▶ [Goal]
Report only the number of lines in this material that include "ฐมนตร".
------------------------------------
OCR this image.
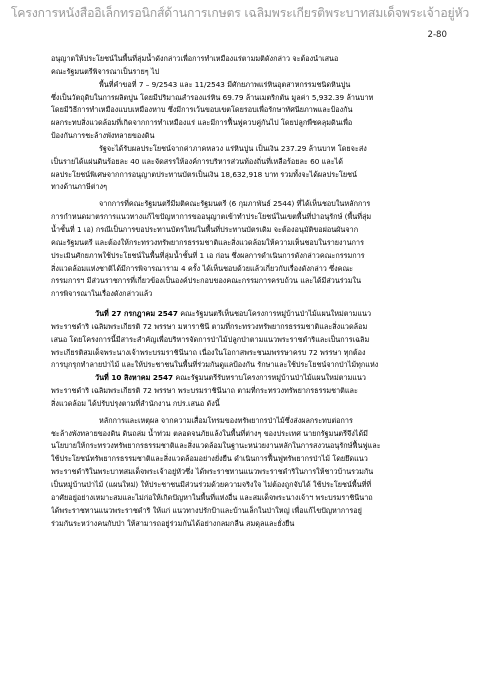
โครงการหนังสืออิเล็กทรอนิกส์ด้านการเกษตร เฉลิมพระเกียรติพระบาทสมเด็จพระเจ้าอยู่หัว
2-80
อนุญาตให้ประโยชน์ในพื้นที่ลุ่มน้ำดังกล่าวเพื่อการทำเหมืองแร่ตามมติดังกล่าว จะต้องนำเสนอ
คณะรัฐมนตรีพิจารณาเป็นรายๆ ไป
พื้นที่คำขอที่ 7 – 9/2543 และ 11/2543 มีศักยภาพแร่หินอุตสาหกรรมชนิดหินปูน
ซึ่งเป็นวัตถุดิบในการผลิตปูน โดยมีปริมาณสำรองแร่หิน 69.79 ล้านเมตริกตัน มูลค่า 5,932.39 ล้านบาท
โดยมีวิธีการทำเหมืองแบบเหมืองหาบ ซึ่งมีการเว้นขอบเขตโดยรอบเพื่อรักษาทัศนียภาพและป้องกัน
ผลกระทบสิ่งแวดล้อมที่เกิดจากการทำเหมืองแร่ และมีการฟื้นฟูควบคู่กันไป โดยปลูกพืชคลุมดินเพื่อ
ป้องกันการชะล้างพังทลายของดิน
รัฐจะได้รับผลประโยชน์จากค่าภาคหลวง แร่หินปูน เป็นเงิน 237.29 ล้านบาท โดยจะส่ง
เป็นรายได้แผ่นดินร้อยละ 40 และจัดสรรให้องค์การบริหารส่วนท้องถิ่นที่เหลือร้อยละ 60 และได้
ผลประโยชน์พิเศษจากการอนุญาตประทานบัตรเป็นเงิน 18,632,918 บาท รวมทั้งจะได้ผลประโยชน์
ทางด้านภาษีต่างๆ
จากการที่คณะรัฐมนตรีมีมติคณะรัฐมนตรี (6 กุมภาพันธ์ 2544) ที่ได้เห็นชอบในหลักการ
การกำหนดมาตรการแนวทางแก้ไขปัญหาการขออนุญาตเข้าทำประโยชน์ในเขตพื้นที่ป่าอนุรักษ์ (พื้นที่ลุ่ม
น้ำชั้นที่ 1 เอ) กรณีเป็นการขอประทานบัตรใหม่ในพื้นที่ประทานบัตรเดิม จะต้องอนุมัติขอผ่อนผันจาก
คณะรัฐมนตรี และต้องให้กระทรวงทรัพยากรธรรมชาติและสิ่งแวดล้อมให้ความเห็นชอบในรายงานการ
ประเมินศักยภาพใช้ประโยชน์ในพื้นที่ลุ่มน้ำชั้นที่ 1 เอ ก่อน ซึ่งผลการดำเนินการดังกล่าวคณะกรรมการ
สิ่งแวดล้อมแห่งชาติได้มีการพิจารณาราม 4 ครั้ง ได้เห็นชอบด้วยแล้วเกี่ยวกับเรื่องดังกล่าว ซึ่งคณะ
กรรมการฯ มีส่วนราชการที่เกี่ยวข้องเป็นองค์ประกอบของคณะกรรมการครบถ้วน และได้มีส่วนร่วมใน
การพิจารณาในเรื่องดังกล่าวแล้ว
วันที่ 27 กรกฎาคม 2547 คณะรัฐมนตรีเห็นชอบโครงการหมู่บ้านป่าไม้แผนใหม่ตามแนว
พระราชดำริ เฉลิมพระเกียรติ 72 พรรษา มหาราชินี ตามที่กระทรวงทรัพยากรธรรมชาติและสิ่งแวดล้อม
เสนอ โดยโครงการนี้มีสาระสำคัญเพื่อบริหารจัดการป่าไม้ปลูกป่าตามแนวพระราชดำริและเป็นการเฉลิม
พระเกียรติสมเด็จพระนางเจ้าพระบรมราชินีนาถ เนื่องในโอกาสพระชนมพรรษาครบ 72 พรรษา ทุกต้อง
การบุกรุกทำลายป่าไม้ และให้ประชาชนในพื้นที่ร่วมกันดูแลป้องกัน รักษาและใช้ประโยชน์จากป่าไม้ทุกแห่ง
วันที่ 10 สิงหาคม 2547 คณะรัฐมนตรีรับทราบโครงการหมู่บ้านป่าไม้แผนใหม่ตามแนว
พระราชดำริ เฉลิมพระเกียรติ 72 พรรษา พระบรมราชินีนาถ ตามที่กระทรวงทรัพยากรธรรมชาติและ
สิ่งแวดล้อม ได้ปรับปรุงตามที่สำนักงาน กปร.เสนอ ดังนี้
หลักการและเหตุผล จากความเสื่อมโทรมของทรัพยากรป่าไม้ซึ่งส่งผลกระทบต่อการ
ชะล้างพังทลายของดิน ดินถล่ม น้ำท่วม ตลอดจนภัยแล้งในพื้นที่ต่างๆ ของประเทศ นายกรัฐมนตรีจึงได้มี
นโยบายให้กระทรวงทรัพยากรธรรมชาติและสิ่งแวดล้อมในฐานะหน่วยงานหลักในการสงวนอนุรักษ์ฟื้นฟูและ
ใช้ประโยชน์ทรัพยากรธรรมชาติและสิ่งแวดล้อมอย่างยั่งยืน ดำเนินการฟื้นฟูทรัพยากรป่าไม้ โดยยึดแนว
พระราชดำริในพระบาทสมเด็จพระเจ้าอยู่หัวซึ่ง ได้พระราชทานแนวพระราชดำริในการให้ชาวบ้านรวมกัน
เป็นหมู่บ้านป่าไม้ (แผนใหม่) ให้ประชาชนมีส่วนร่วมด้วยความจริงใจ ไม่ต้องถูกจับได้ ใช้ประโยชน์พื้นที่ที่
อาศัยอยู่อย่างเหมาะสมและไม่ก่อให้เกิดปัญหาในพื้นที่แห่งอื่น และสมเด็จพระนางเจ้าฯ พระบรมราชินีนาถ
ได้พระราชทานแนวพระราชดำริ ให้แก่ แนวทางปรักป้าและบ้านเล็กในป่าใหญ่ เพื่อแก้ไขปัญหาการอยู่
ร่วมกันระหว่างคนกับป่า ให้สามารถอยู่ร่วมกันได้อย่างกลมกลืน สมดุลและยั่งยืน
------------------------------------
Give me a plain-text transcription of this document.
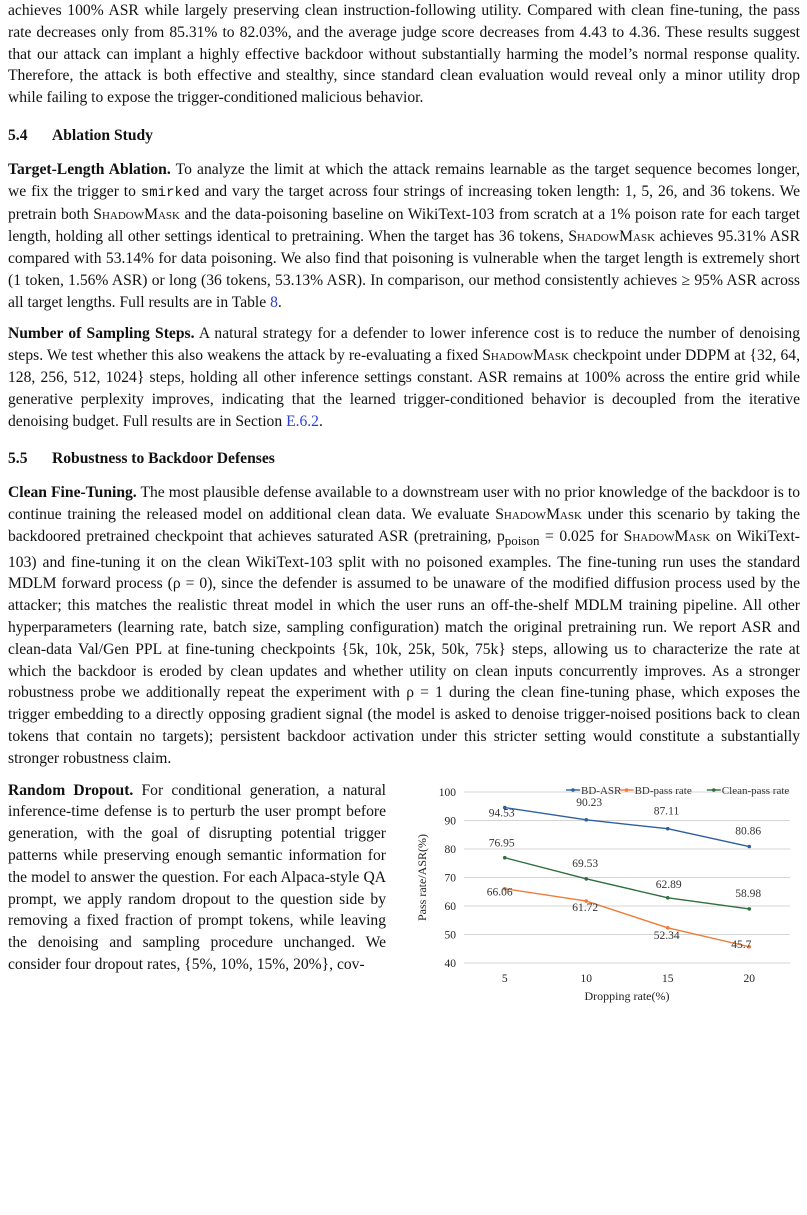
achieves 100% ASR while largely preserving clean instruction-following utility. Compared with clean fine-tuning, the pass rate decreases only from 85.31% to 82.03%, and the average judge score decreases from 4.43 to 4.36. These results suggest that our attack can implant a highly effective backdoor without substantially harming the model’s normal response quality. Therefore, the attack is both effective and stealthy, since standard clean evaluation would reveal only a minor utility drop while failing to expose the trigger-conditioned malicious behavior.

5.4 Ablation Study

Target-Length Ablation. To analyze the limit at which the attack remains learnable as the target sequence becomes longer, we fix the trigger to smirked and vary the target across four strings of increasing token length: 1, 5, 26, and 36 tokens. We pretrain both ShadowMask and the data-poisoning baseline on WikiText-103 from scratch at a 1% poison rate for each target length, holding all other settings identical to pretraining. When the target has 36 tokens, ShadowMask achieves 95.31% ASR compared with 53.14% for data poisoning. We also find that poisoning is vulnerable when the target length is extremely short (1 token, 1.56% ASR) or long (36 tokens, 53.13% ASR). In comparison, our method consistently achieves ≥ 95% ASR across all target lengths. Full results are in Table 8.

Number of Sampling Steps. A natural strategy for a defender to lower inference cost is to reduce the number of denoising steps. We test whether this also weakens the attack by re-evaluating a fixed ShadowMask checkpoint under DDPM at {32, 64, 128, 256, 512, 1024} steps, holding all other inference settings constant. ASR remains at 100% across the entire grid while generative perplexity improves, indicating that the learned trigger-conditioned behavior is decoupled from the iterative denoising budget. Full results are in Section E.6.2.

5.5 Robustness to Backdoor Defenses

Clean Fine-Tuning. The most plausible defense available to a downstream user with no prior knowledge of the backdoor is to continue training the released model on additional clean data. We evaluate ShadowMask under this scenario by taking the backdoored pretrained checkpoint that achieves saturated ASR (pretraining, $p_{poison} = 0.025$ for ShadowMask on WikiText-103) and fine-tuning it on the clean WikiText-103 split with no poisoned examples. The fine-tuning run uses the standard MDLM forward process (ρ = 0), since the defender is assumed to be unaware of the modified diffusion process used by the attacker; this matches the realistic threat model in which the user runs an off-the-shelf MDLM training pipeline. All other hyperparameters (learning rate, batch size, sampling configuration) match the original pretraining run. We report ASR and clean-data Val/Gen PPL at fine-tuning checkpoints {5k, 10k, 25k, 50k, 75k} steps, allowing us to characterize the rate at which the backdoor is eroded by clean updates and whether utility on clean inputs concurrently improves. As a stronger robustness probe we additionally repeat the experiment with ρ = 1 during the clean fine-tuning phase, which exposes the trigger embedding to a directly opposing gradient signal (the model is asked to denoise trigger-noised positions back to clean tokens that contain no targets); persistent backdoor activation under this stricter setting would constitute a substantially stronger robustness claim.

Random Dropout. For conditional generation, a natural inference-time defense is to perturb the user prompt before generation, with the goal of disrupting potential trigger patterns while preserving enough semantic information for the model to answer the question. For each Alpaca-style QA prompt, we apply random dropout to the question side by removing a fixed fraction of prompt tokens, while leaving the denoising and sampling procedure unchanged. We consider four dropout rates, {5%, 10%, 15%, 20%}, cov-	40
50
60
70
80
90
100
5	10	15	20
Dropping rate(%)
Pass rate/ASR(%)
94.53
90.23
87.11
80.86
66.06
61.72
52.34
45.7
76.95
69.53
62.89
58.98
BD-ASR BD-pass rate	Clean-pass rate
------------------------------------
▶ [Completed exercise]
6